_Exercise data_
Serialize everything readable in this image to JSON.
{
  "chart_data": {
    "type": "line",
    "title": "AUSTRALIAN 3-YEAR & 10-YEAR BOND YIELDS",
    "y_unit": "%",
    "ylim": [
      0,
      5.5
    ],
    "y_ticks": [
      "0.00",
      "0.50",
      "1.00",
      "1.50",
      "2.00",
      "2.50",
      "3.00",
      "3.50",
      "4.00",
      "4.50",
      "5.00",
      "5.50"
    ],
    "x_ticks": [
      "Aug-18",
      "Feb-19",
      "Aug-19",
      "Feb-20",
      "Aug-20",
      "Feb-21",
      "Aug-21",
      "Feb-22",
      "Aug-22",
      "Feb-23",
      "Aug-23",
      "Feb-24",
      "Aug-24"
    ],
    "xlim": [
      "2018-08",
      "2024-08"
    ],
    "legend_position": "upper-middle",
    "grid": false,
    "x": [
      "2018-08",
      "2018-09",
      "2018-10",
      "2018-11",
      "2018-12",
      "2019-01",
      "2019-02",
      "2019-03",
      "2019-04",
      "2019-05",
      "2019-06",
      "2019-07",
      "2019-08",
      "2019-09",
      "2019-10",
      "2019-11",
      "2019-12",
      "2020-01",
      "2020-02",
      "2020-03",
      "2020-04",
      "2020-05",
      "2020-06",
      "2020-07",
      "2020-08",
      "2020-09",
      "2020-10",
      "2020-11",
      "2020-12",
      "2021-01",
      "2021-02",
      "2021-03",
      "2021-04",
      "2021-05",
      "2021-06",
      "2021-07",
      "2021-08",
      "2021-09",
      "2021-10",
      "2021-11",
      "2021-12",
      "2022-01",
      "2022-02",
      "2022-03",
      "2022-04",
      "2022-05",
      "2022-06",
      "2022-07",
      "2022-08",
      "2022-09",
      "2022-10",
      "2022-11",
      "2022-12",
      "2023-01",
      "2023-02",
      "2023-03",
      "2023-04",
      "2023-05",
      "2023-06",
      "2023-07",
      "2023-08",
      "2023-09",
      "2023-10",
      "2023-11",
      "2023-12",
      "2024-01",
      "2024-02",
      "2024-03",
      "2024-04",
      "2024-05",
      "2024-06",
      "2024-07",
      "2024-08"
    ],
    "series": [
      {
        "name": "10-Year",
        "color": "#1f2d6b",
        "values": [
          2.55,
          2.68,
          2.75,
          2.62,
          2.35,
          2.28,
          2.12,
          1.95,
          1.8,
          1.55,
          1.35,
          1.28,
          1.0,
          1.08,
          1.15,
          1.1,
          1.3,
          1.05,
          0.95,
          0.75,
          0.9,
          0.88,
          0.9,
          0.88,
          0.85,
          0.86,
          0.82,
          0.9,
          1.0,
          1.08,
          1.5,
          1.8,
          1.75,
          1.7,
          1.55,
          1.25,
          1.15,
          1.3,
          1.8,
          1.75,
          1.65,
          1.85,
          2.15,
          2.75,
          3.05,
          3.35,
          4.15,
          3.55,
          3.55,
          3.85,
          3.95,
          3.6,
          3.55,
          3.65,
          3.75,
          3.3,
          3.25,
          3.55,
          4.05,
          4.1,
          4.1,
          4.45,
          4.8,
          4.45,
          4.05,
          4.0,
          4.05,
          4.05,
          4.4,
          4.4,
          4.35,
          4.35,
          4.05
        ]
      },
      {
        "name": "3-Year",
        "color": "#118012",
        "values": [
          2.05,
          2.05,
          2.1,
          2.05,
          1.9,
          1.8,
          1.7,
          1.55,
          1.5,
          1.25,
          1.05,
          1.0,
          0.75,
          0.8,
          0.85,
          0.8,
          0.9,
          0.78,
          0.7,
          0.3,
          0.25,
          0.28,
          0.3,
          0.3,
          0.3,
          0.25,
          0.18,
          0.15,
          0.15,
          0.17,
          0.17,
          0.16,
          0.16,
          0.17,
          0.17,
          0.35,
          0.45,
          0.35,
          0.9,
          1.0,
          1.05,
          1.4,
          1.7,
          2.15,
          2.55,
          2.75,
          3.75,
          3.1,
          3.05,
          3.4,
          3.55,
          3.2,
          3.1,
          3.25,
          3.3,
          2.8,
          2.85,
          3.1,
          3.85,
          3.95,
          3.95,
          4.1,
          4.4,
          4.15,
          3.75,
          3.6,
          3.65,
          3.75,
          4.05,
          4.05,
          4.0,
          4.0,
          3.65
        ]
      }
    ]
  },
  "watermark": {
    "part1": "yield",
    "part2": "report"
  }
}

_To do_
Retype every record above exactly as written.

_Task output_
Serialize everything readable in this image to JSON.
{
  "chart_data": {
    "type": "line",
    "title": "AUSTRALIAN 3-YEAR & 10-YEAR BOND YIELDS",
    "y_unit": "%",
    "ylim": [
      0,
      5.5
    ],
    "y_ticks": [
      "0.00",
      "0.50",
      "1.00",
      "1.50",
      "2.00",
      "2.50",
      "3.00",
      "3.50",
      "4.00",
      "4.50",
      "5.00",
      "5.50"
    ],
    "x_ticks": [
      "Aug-18",
      "Feb-19",
      "Aug-19",
      "Feb-20",
      "Aug-20",
      "Feb-21",
      "Aug-21",
      "Feb-22",
      "Aug-22",
      "Feb-23",
      "Aug-23",
      "Feb-24",
      "Aug-24"
    ],
    "xlim": [
      "2018-08",
      "2024-08"
    ],
    "legend_position": "upper-middle",
    "grid": false,
    "x": [
      "2018-08",
      "2018-09",
      "2018-10",
      "2018-11",
      "2018-12",
      "2019-01",
      "2019-02",
      "2019-03",
      "2019-04",
      "2019-05",
      "2019-06",
      "2019-07",
      "2019-08",
      "2019-09",
      "2019-10",
      "2019-11",
      "2019-12",
      "2020-01",
      "2020-02",
      "2020-03",
      "2020-04",
      "2020-05",
      "2020-06",
      "2020-07",
      "2020-08",
      "2020-09",
      "2020-10",
      "2020-11",
      "2020-12",
      "2021-01",
      "2021-02",
      "2021-03",
      "2021-04",
      "2021-05",
      "2021-06",
      "2021-07",
      "2021-08",
      "2021-09",
      "2021-10",
      "2021-11",
      "2021-12",
      "2022-01",
      "2022-02",
      "2022-03",
      "2022-04",
      "2022-05",
      "2022-06",
      "2022-07",
      "2022-08",
      "2022-09",
      "2022-10",
      "2022-11",
      "2022-12",
      "2023-01",
      "2023-02",
      "2023-03",
      "2023-04",
      "2023-05",
      "2023-06",
      "2023-07",
      "2023-08",
      "2023-09",
      "2023-10",
      "2023-11",
      "2023-12",
      "2024-01",
      "2024-02",
      "2024-03",
      "2024-04",
      "2024-05",
      "2024-06",
      "2024-07",
      "2024-08"
    ],
    "series": [
      {
        "name": "10-Year",
        "color": "#1f2d6b",
        "values": [
          2.55,
          2.68,
          2.75,
          2.62,
          2.35,
          2.28,
          2.12,
          1.95,
          1.8,
          1.55,
          1.35,
          1.28,
          1.0,
          1.08,
          1.15,
          1.1,
          1.3,
          1.05,
          0.95,
          0.75,
          0.9,
          0.88,
          0.9,
          0.88,
          0.85,
          0.86,
          0.82,
          0.9,
          1.0,
          1.08,
          1.5,
          1.8,
          1.75,
          1.7,
          1.55,
          1.25,
          1.15,
          1.3,
          1.8,
          1.75,
          1.65,
          1.85,
          2.15,
          2.75,
          3.05,
          3.35,
          4.15,
          3.55,
          3.55,
          3.85,
          3.95,
          3.6,
          3.55,
          3.65,
          3.75,
          3.3,
          3.25,
          3.55,
          4.05,
          4.1,
          4.1,
          4.45,
          4.8,
          4.45,
          4.05,
          4.0,
          4.05,
          4.05,
          4.4,
          4.4,
          4.35,
          4.35,
          4.05
        ]
      },
      {
        "name": "3-Year",
        "color": "#118012",
        "values": [
          2.05,
          2.05,
          2.1,
          2.05,
          1.9,
          1.8,
          1.7,
          1.55,
          1.5,
          1.25,
          1.05,
          1.0,
          0.75,
          0.8,
          0.85,
          0.8,
          0.9,
          0.78,
          0.7,
          0.3,
          0.25,
          0.28,
          0.3,
          0.3,
          0.3,
          0.25,
          0.18,
          0.15,
          0.15,
          0.17,
          0.17,
          0.16,
          0.16,
          0.17,
          0.17,
          0.35,
          0.45,
          0.35,
          0.9,
          1.0,
          1.05,
          1.4,
          1.7,
          2.15,
          2.55,
          2.75,
          3.75,
          3.1,
          3.05,
          3.4,
          3.55,
          3.2,
          3.1,
          3.25,
          3.3,
          2.8,
          2.85,
          3.1,
          3.85,
          3.95,
          3.95,
          4.1,
          4.4,
          4.15,
          3.75,
          3.6,
          3.65,
          3.75,
          4.05,
          4.05,
          4.0,
          4.0,
          3.65
        ]
      }
    ]
  },
  "watermark": {
    "part1": "yield",
    "part2": "report"
  }
}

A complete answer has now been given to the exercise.